Data excerpts
────────────────────────────────────────

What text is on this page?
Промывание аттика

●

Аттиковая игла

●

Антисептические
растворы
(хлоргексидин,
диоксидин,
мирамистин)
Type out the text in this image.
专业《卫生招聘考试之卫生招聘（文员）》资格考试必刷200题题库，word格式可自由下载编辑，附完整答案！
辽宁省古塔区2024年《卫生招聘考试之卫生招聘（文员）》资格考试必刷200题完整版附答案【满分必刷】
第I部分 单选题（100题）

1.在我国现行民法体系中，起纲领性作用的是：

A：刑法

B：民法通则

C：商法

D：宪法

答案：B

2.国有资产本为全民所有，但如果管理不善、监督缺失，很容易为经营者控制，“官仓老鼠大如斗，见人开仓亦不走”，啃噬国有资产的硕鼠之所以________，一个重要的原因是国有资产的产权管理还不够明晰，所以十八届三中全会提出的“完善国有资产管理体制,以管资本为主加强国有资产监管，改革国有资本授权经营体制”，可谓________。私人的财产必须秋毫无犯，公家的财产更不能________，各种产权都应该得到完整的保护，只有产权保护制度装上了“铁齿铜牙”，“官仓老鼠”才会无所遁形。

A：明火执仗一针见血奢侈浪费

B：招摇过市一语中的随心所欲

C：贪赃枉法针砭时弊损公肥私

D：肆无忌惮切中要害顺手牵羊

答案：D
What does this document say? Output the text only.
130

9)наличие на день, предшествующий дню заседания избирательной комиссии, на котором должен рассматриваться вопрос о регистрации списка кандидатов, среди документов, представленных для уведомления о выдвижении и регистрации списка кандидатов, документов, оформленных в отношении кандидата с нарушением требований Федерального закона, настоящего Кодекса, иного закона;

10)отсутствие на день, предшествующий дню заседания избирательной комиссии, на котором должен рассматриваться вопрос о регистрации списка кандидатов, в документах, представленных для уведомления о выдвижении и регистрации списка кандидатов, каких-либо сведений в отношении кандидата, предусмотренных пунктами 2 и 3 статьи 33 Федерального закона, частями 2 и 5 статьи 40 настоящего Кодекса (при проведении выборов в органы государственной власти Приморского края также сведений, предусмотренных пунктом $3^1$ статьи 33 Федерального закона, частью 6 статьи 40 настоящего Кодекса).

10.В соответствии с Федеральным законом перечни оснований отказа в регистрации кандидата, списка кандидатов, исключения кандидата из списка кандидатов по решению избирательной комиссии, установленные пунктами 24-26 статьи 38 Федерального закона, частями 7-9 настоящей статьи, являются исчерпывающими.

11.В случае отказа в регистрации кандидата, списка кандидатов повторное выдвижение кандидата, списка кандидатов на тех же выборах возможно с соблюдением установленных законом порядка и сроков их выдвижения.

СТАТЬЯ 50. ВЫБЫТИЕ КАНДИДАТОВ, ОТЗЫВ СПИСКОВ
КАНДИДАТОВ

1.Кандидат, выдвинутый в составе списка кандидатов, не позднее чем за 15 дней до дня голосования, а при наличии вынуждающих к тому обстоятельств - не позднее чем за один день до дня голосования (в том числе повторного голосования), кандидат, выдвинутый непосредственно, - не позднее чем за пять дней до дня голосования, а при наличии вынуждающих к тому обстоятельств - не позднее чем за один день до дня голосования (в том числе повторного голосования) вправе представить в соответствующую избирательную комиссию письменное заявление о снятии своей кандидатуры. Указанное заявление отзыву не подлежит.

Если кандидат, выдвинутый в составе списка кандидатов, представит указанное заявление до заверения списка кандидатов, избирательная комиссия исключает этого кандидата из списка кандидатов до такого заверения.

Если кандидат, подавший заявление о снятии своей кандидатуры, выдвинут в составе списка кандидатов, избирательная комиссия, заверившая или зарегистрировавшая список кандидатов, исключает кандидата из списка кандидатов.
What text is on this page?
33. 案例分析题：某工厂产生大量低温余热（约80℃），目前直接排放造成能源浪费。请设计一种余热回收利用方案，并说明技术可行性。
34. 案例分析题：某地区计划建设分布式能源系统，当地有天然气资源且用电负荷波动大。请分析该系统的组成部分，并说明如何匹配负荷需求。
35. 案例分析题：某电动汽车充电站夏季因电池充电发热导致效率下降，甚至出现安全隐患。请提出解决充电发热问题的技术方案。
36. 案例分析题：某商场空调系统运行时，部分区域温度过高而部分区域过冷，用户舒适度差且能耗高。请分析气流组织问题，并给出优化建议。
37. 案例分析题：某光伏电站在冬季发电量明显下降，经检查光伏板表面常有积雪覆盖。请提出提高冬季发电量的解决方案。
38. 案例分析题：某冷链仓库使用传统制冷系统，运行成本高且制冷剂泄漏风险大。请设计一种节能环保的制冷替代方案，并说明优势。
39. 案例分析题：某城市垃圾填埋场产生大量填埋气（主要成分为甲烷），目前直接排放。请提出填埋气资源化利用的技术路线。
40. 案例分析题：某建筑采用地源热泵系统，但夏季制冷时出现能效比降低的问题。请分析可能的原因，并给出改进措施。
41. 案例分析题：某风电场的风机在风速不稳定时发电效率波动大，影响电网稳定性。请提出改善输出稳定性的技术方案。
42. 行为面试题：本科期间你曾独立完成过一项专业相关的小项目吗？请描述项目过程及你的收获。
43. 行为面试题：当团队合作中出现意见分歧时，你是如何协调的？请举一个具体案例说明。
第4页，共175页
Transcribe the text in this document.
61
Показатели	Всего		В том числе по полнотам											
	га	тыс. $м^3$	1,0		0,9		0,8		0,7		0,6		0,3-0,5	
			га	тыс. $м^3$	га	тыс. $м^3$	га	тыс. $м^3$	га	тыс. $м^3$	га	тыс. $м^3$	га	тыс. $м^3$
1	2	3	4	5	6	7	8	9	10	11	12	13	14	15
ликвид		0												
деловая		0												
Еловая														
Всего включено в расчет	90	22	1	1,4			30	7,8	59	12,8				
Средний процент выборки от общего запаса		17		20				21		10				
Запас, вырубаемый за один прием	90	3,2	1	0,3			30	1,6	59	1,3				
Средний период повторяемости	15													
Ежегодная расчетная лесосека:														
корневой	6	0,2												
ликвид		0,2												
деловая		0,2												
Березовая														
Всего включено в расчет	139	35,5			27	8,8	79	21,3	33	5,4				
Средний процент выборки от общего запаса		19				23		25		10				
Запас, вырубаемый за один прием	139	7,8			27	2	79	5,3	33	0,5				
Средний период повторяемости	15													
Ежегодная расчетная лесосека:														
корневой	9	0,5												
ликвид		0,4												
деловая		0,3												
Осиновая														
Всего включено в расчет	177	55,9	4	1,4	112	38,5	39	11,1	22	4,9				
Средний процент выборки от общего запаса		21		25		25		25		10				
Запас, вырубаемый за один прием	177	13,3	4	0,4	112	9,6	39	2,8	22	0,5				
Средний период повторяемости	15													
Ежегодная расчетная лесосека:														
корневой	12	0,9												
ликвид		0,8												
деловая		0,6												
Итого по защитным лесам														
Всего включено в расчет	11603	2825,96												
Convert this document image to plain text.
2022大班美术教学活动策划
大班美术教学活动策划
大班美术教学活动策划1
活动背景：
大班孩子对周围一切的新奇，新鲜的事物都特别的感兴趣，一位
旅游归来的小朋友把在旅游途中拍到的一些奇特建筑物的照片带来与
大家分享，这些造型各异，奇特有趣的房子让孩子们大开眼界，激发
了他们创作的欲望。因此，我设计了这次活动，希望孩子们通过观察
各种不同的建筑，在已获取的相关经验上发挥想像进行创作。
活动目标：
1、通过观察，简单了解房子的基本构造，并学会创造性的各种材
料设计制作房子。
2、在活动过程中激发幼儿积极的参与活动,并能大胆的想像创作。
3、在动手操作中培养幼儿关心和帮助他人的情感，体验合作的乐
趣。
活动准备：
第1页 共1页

────────────────────────────────────────

Write every line of the material above again, exactly.

▸ **Output for this task**
What text is on this page?
Промывание аттика

●

Аттиковая игла

●

Антисептические
растворы
(хлоргексидин,
диоксидин,
мирамистин)
Type out the text in this image.
专业《卫生招聘考试之卫生招聘（文员）》资格考试必刷200题题库，word格式可自由下载编辑，附完整答案！
辽宁省古塔区2024年《卫生招聘考试之卫生招聘（文员）》资格考试必刷200题完整版附答案【满分必刷】
第I部分 单选题（100题）

1.在我国现行民法体系中，起纲领性作用的是：

A：刑法

B：民法通则

C：商法

D：宪法

答案：B

2.国有资产本为全民所有，但如果管理不善、监督缺失，很容易为经营者控制，“官仓老鼠大如斗，见人开仓亦不走”，啃噬国有资产的硕鼠之所以________，一个重要的原因是国有资产的产权管理还不够明晰，所以十八届三中全会提出的“完善国有资产管理体制,以管资本为主加强国有资产监管，改革国有资本授权经营体制”，可谓________。私人的财产必须秋毫无犯，公家的财产更不能________，各种产权都应该得到完整的保护，只有产权保护制度装上了“铁齿铜牙”，“官仓老鼠”才会无所遁形。

A：明火执仗一针见血奢侈浪费

B：招摇过市一语中的随心所欲

C：贪赃枉法针砭时弊损公肥私

D：肆无忌惮切中要害顺手牵羊

答案：D
What does this document say? Output the text only.
130

9)наличие на день, предшествующий дню заседания избирательной комиссии, на котором должен рассматриваться вопрос о регистрации списка кандидатов, среди документов, представленных для уведомления о выдвижении и регистрации списка кандидатов, документов, оформленных в отношении кандидата с нарушением требований Федерального закона, настоящего Кодекса, иного закона;

10)отсутствие на день, предшествующий дню заседания избирательной комиссии, на котором должен рассматриваться вопрос о регистрации списка кандидатов, в документах, представленных для уведомления о выдвижении и регистрации списка кандидатов, каких-либо сведений в отношении кандидата, предусмотренных пунктами 2 и 3 статьи 33 Федерального закона, частями 2 и 5 статьи 40 настоящего Кодекса (при проведении выборов в органы государственной власти Приморского края также сведений, предусмотренных пунктом $3^1$ статьи 33 Федерального закона, частью 6 статьи 40 настоящего Кодекса).

10.В соответствии с Федеральным законом перечни оснований отказа в регистрации кандидата, списка кандидатов, исключения кандидата из списка кандидатов по решению избирательной комиссии, установленные пунктами 24-26 статьи 38 Федерального закона, частями 7-9 настоящей статьи, являются исчерпывающими.

11.В случае отказа в регистрации кандидата, списка кандидатов повторное выдвижение кандидата, списка кандидатов на тех же выборах возможно с соблюдением установленных законом порядка и сроков их выдвижения.

СТАТЬЯ 50. ВЫБЫТИЕ КАНДИДАТОВ, ОТЗЫВ СПИСКОВ
КАНДИДАТОВ

1.Кандидат, выдвинутый в составе списка кандидатов, не позднее чем за 15 дней до дня голосования, а при наличии вынуждающих к тому обстоятельств - не позднее чем за один день до дня голосования (в том числе повторного голосования), кандидат, выдвинутый непосредственно, - не позднее чем за пять дней до дня голосования, а при наличии вынуждающих к тому обстоятельств - не позднее чем за один день до дня голосования (в том числе повторного голосования) вправе представить в соответствующую избирательную комиссию письменное заявление о снятии своей кандидатуры. Указанное заявление отзыву не подлежит.

Если кандидат, выдвинутый в составе списка кандидатов, представит указанное заявление до заверения списка кандидатов, избирательная комиссия исключает этого кандидата из списка кандидатов до такого заверения.

Если кандидат, подавший заявление о снятии своей кандидатуры, выдвинут в составе списка кандидатов, избирательная комиссия, заверившая или зарегистрировавшая список кандидатов, исключает кандидата из списка кандидатов.
What text is on this page?
33. 案例分析题：某工厂产生大量低温余热（约80℃），目前直接排放造成能源浪费。请设计一种余热回收利用方案，并说明技术可行性。
34. 案例分析题：某地区计划建设分布式能源系统，当地有天然气资源且用电负荷波动大。请分析该系统的组成部分，并说明如何匹配负荷需求。
35. 案例分析题：某电动汽车充电站夏季因电池充电发热导致效率下降，甚至出现安全隐患。请提出解决充电发热问题的技术方案。
36. 案例分析题：某商场空调系统运行时，部分区域温度过高而部分区域过冷，用户舒适度差且能耗高。请分析气流组织问题，并给出优化建议。
37. 案例分析题：某光伏电站在冬季发电量明显下降，经检查光伏板表面常有积雪覆盖。请提出提高冬季发电量的解决方案。
38. 案例分析题：某冷链仓库使用传统制冷系统，运行成本高且制冷剂泄漏风险大。请设计一种节能环保的制冷替代方案，并说明优势。
39. 案例分析题：某城市垃圾填埋场产生大量填埋气（主要成分为甲烷），目前直接排放。请提出填埋气资源化利用的技术路线。
40. 案例分析题：某建筑采用地源热泵系统，但夏季制冷时出现能效比降低的问题。请分析可能的原因，并给出改进措施。
41. 案例分析题：某风电场的风机在风速不稳定时发电效率波动大，影响电网稳定性。请提出改善输出稳定性的技术方案。
42. 行为面试题：本科期间你曾独立完成过一项专业相关的小项目吗？请描述项目过程及你的收获。
43. 行为面试题：当团队合作中出现意见分歧时，你是如何协调的？请举一个具体案例说明。
第4页，共175页
Transcribe the text in this document.
61
Показатели	Всего		В том числе по полнотам											
	га	тыс. $м^3$	1,0		0,9		0,8		0,7		0,6		0,3-0,5	
			га	тыс. $м^3$	га	тыс. $м^3$	га	тыс. $м^3$	га	тыс. $м^3$	га	тыс. $м^3$	га	тыс. $м^3$
1	2	3	4	5	6	7	8	9	10	11	12	13	14	15
ликвид		0												
деловая		0												
Еловая														
Всего включено в расчет	90	22	1	1,4			30	7,8	59	12,8				
Средний процент выборки от общего запаса		17		20				21		10				
Запас, вырубаемый за один прием	90	3,2	1	0,3			30	1,6	59	1,3				
Средний период повторяемости	15													
Ежегодная расчетная лесосека:														
корневой	6	0,2												
ликвид		0,2												
деловая		0,2												
Березовая														
Всего включено в расчет	139	35,5			27	8,8	79	21,3	33	5,4				
Средний процент выборки от общего запаса		19				23		25		10				
Запас, вырубаемый за один прием	139	7,8			27	2	79	5,3	33	0,5				
Средний период повторяемости	15													
Ежегодная расчетная лесосека:														
корневой	9	0,5												
ликвид		0,4												
деловая		0,3												
Осиновая														
Всего включено в расчет	177	55,9	4	1,4	112	38,5	39	11,1	22	4,9				
Средний процент выборки от общего запаса		21		25		25		25		10				
Запас, вырубаемый за один прием	177	13,3	4	0,4	112	9,6	39	2,8	22	0,5				
Средний период повторяемости	15													
Ежегодная расчетная лесосека:														
корневой	12	0,9												
ликвид		0,8												
деловая		0,6												
Итого по защитным лесам														
Всего включено в расчет	11603	2825,96												
Convert this document image to plain text.
2022大班美术教学活动策划
大班美术教学活动策划
大班美术教学活动策划1
活动背景：
大班孩子对周围一切的新奇，新鲜的事物都特别的感兴趣，一位
旅游归来的小朋友把在旅游途中拍到的一些奇特建筑物的照片带来与
大家分享，这些造型各异，奇特有趣的房子让孩子们大开眼界，激发
了他们创作的欲望。因此，我设计了这次活动，希望孩子们通过观察
各种不同的建筑，在已获取的相关经验上发挥想像进行创作。
活动目标：
1、通过观察，简单了解房子的基本构造，并学会创造性的各种材
料设计制作房子。
2、在活动过程中激发幼儿积极的参与活动,并能大胆的想像创作。
3、在动手操作中培养幼儿关心和帮助他人的情感，体验合作的乐
趣。
活动准备：
第1页 共1页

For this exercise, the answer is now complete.